[AIM]
Make an exact copy of the lines, leaving the pictures out.

───

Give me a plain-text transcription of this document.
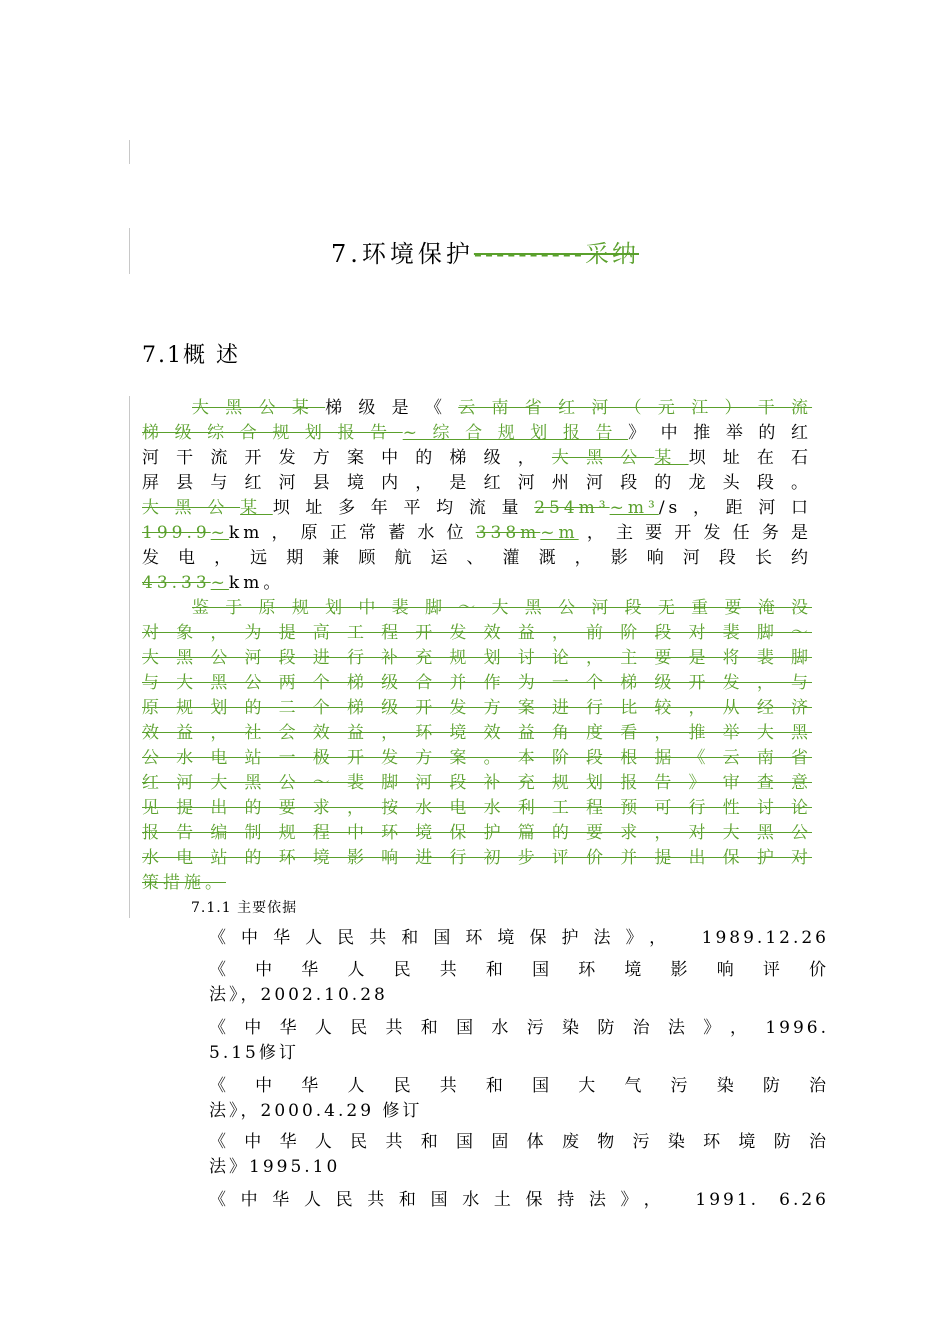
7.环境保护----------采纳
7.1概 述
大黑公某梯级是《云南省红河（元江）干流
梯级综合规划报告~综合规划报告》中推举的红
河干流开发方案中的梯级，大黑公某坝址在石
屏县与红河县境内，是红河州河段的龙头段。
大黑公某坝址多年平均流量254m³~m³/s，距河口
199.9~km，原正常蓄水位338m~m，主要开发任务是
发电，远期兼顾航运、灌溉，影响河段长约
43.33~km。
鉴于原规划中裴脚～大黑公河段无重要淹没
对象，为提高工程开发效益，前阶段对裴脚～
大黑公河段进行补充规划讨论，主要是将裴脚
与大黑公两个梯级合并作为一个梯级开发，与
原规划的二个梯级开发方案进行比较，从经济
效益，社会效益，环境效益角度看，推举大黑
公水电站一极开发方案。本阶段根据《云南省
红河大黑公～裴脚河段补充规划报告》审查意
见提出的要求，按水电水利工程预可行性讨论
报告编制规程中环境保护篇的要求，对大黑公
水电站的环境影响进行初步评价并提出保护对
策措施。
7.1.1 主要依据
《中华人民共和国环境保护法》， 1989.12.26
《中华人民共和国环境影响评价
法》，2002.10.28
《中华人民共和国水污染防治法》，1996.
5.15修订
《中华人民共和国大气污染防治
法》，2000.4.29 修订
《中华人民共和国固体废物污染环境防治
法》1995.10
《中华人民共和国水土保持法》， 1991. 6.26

───

[WRITTEN ANSWER]
Give me a plain-text transcription of this document.
7.环境保护----------采纳
7.1概 述
大黑公某梯级是《云南省红河（元江）干流
梯级综合规划报告~综合规划报告》中推举的红
河干流开发方案中的梯级，大黑公某坝址在石
屏县与红河县境内，是红河州河段的龙头段。
大黑公某坝址多年平均流量254m³~m³/s，距河口
199.9~km，原正常蓄水位338m~m，主要开发任务是
发电，远期兼顾航运、灌溉，影响河段长约
43.33~km。
鉴于原规划中裴脚～大黑公河段无重要淹没
对象，为提高工程开发效益，前阶段对裴脚～
大黑公河段进行补充规划讨论，主要是将裴脚
与大黑公两个梯级合并作为一个梯级开发，与
原规划的二个梯级开发方案进行比较，从经济
效益，社会效益，环境效益角度看，推举大黑
公水电站一极开发方案。本阶段根据《云南省
红河大黑公～裴脚河段补充规划报告》审查意
见提出的要求，按水电水利工程预可行性讨论
报告编制规程中环境保护篇的要求，对大黑公
水电站的环境影响进行初步评价并提出保护对
策措施。
7.1.1 主要依据
《中华人民共和国环境保护法》， 1989.12.26
《中华人民共和国环境影响评价
法》，2002.10.28
《中华人民共和国水污染防治法》，1996.
5.15修订
《中华人民共和国大气污染防治
法》，2000.4.29 修订
《中华人民共和国固体废物污染环境防治
法》1995.10
《中华人民共和国水土保持法》， 1991. 6.26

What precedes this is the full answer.